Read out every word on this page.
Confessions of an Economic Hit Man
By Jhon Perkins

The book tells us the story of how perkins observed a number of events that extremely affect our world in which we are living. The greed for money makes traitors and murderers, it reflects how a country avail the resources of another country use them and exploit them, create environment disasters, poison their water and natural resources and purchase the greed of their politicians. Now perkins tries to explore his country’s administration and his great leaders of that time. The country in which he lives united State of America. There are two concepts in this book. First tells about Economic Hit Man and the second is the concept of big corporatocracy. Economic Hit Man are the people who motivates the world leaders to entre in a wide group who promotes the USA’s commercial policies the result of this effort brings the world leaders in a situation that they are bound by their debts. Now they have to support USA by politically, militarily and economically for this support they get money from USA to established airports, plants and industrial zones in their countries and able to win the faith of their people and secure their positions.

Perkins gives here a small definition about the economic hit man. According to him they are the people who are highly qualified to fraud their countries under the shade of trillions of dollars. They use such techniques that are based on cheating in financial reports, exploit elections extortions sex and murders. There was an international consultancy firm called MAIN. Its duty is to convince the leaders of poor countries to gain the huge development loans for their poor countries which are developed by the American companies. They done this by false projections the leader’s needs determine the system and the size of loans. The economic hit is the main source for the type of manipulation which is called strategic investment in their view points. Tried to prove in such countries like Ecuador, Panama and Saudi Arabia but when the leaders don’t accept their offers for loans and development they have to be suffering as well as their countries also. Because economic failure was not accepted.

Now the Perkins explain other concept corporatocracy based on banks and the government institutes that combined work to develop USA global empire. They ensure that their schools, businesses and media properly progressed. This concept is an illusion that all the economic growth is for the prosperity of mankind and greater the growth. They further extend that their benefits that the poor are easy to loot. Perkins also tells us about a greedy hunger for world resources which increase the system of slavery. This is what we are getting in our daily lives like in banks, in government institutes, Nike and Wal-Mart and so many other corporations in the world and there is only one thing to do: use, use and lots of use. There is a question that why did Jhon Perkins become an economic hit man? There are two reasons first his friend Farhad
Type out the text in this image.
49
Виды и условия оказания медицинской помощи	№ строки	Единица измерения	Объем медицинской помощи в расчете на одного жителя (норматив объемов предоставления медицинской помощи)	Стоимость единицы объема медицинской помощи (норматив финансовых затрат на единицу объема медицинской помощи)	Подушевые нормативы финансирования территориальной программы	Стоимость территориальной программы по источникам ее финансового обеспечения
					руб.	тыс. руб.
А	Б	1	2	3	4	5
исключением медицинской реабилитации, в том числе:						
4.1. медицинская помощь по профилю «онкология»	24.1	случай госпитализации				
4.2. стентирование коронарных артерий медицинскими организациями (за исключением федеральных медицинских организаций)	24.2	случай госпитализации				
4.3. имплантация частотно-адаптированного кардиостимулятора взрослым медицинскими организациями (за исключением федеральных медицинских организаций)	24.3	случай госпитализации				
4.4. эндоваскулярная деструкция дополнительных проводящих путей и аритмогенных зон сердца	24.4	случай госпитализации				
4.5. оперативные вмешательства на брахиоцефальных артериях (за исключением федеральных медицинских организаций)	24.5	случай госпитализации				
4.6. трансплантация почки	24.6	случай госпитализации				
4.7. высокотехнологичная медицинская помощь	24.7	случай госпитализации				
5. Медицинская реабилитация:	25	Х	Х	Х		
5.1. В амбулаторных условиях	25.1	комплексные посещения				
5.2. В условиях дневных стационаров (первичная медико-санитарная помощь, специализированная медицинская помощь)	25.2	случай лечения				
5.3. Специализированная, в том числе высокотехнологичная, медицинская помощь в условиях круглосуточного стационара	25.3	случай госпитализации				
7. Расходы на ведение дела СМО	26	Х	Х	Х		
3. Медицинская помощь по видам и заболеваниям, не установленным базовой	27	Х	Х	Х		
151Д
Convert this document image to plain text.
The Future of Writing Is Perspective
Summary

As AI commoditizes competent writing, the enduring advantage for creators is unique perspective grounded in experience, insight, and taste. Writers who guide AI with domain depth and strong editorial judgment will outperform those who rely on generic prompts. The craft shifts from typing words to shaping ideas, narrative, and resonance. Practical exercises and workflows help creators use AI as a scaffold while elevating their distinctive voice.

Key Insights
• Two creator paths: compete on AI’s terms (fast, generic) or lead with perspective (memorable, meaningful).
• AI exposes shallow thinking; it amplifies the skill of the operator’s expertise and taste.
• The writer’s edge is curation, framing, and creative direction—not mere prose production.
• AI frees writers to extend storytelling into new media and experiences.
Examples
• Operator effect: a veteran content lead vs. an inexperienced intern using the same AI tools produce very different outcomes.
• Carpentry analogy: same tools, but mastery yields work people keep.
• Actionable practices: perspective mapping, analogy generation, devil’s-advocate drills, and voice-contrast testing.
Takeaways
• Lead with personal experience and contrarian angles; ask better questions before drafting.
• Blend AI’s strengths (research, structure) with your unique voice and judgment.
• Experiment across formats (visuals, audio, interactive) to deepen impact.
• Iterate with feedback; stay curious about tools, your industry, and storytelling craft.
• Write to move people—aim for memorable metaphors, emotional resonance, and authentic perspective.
══════════
### WORK TO BE COMPLETED
Make an exact copy of every entry.

### SOLUTION TO THIS PROBLEM
Read out every word on this page.
Confessions of an Economic Hit Man
By Jhon Perkins

The book tells us the story of how perkins observed a number of events that extremely affect our world in which we are living. The greed for money makes traitors and murderers, it reflects how a country avail the resources of another country use them and exploit them, create environment disasters, poison their water and natural resources and purchase the greed of their politicians. Now perkins tries to explore his country’s administration and his great leaders of that time. The country in which he lives united State of America. There are two concepts in this book. First tells about Economic Hit Man and the second is the concept of big corporatocracy. Economic Hit Man are the people who motivates the world leaders to entre in a wide group who promotes the USA’s commercial policies the result of this effort brings the world leaders in a situation that they are bound by their debts. Now they have to support USA by politically, militarily and economically for this support they get money from USA to established airports, plants and industrial zones in their countries and able to win the faith of their people and secure their positions.

Perkins gives here a small definition about the economic hit man. According to him they are the people who are highly qualified to fraud their countries under the shade of trillions of dollars. They use such techniques that are based on cheating in financial reports, exploit elections extortions sex and murders. There was an international consultancy firm called MAIN. Its duty is to convince the leaders of poor countries to gain the huge development loans for their poor countries which are developed by the American companies. They done this by false projections the leader’s needs determine the system and the size of loans. The economic hit is the main source for the type of manipulation which is called strategic investment in their view points. Tried to prove in such countries like Ecuador, Panama and Saudi Arabia but when the leaders don’t accept their offers for loans and development they have to be suffering as well as their countries also. Because economic failure was not accepted.

Now the Perkins explain other concept corporatocracy based on banks and the government institutes that combined work to develop USA global empire. They ensure that their schools, businesses and media properly progressed. This concept is an illusion that all the economic growth is for the prosperity of mankind and greater the growth. They further extend that their benefits that the poor are easy to loot. Perkins also tells us about a greedy hunger for world resources which increase the system of slavery. This is what we are getting in our daily lives like in banks, in government institutes, Nike and Wal-Mart and so many other corporations in the world and there is only one thing to do: use, use and lots of use. There is a question that why did Jhon Perkins become an economic hit man? There are two reasons first his friend Farhad
Type out the text in this image.
49
Виды и условия оказания медицинской помощи	№ строки	Единица измерения	Объем медицинской помощи в расчете на одного жителя (норматив объемов предоставления медицинской помощи)	Стоимость единицы объема медицинской помощи (норматив финансовых затрат на единицу объема медицинской помощи)	Подушевые нормативы финансирования территориальной программы	Стоимость территориальной программы по источникам ее финансового обеспечения
					руб.	тыс. руб.
А	Б	1	2	3	4	5
исключением медицинской реабилитации, в том числе:						
4.1. медицинская помощь по профилю «онкология»	24.1	случай госпитализации				
4.2. стентирование коронарных артерий медицинскими организациями (за исключением федеральных медицинских организаций)	24.2	случай госпитализации				
4.3. имплантация частотно-адаптированного кардиостимулятора взрослым медицинскими организациями (за исключением федеральных медицинских организаций)	24.3	случай госпитализации				
4.4. эндоваскулярная деструкция дополнительных проводящих путей и аритмогенных зон сердца	24.4	случай госпитализации				
4.5. оперативные вмешательства на брахиоцефальных артериях (за исключением федеральных медицинских организаций)	24.5	случай госпитализации				
4.6. трансплантация почки	24.6	случай госпитализации				
4.7. высокотехнологичная медицинская помощь	24.7	случай госпитализации				
5. Медицинская реабилитация:	25	Х	Х	Х		
5.1. В амбулаторных условиях	25.1	комплексные посещения				
5.2. В условиях дневных стационаров (первичная медико-санитарная помощь, специализированная медицинская помощь)	25.2	случай лечения				
5.3. Специализированная, в том числе высокотехнологичная, медицинская помощь в условиях круглосуточного стационара	25.3	случай госпитализации				
7. Расходы на ведение дела СМО	26	Х	Х	Х		
3. Медицинская помощь по видам и заболеваниям, не установленным базовой	27	Х	Х	Х		
151Д
Convert this document image to plain text.
The Future of Writing Is Perspective
Summary

As AI commoditizes competent writing, the enduring advantage for creators is unique perspective grounded in experience, insight, and taste. Writers who guide AI with domain depth and strong editorial judgment will outperform those who rely on generic prompts. The craft shifts from typing words to shaping ideas, narrative, and resonance. Practical exercises and workflows help creators use AI as a scaffold while elevating their distinctive voice.

Key Insights
• Two creator paths: compete on AI’s terms (fast, generic) or lead with perspective (memorable, meaningful).
• AI exposes shallow thinking; it amplifies the skill of the operator’s expertise and taste.
• The writer’s edge is curation, framing, and creative direction—not mere prose production.
• AI frees writers to extend storytelling into new media and experiences.
Examples
• Operator effect: a veteran content lead vs. an inexperienced intern using the same AI tools produce very different outcomes.
• Carpentry analogy: same tools, but mastery yields work people keep.
• Actionable practices: perspective mapping, analogy generation, devil’s-advocate drills, and voice-contrast testing.
Takeaways
• Lead with personal experience and contrarian angles; ask better questions before drafting.
• Blend AI’s strengths (research, structure) with your unique voice and judgment.
• Experiment across formats (visuals, audio, interactive) to deepen impact.
• Iterate with feedback; stay curious about tools, your industry, and storytelling craft.
• Write to move people—aim for memorable metaphors, emotional resonance, and authentic perspective.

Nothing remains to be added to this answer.